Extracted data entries
□ □ □ □ □ □ □

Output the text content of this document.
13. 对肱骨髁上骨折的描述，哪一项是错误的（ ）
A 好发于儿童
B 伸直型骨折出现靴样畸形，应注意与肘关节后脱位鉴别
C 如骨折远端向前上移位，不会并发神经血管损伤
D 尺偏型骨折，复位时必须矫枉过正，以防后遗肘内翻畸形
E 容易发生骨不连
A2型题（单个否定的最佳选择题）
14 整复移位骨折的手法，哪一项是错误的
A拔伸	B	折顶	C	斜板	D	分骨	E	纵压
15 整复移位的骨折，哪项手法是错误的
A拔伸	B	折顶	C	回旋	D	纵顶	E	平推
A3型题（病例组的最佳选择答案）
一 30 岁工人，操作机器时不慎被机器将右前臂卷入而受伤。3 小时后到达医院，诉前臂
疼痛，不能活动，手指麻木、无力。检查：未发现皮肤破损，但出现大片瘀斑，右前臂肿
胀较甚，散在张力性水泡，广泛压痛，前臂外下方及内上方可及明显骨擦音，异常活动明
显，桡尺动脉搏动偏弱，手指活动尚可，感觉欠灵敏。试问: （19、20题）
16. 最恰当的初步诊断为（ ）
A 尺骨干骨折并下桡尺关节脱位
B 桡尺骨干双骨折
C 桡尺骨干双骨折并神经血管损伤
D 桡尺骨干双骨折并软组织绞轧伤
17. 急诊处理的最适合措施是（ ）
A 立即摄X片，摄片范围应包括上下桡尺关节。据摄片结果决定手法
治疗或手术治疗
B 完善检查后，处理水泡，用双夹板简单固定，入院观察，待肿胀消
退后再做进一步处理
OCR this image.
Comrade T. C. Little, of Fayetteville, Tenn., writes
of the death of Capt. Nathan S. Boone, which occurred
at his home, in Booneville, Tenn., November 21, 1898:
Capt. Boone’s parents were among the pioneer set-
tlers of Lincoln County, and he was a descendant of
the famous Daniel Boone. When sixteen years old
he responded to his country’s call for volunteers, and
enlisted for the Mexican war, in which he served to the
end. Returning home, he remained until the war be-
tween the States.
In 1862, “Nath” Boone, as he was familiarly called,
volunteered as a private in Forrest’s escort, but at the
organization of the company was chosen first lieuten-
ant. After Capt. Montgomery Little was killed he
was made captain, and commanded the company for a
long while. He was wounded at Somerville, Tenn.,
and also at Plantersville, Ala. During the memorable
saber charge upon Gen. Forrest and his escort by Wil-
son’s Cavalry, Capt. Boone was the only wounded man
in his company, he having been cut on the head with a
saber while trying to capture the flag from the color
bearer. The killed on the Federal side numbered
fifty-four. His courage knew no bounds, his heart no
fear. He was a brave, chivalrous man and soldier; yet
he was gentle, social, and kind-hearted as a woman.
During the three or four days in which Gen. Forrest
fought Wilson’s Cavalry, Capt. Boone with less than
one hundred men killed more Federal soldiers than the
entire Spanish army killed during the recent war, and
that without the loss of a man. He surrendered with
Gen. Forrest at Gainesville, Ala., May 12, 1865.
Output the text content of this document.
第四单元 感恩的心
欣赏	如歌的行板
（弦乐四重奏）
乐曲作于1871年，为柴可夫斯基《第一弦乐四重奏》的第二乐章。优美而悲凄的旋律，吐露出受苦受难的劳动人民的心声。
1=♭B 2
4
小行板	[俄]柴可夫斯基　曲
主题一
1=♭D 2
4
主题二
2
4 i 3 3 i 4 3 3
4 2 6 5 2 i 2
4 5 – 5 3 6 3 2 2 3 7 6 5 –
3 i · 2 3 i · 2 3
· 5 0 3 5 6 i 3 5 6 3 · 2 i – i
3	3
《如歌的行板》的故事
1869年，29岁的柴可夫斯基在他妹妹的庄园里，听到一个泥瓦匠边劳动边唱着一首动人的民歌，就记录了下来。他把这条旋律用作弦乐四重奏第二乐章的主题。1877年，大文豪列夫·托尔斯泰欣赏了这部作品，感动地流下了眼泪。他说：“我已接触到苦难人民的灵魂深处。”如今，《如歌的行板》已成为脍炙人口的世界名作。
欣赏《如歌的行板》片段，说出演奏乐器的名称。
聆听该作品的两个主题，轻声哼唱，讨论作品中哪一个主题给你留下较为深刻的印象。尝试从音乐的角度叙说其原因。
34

□ □ □ □ □ □ □

→ **Written instruction**
From the listing above, copy out each line where the word "如歌的行板" appears.

→ **Task output**
欣赏	如歌的行板
《如歌的行板》的故事
1869年，29岁的柴可夫斯基在他妹妹的庄园里，听到一个泥瓦匠边劳动边唱着一首动人的民歌，就记录了下来。他把这条旋律用作弦乐四重奏第二乐章的主题。1877年，大文豪列夫·托尔斯泰欣赏了这部作品，感动地流下了眼泪。他说：“我已接触到苦难人民的灵魂深处。”如今，《如歌的行板》已成为脍炙人口的世界名作。
欣赏《如歌的行板》片段，说出演奏乐器的名称。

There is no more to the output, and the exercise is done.